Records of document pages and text
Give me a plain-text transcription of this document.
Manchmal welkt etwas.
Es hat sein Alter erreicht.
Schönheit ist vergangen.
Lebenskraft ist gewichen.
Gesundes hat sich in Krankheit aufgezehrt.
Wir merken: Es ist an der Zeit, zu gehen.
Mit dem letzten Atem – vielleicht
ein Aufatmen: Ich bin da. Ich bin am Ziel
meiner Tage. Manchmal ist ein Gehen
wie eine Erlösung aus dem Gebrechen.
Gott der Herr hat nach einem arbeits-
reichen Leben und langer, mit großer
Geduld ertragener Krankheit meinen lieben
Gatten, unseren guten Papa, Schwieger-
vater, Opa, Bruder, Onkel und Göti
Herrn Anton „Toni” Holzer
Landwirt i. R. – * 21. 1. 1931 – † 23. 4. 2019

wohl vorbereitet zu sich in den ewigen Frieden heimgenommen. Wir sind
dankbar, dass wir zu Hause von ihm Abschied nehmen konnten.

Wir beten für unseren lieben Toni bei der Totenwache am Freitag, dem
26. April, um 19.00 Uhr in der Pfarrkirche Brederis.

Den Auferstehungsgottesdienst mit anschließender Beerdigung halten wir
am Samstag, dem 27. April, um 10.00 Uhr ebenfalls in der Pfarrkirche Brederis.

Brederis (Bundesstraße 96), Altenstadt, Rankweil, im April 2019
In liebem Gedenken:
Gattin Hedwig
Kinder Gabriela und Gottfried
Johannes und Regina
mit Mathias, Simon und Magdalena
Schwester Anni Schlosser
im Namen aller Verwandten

# TASK TO COMPLETE
Across all the entries, how many lines include "April"? Answer with the number alone.

# RESULT OF THE EXERCISE
3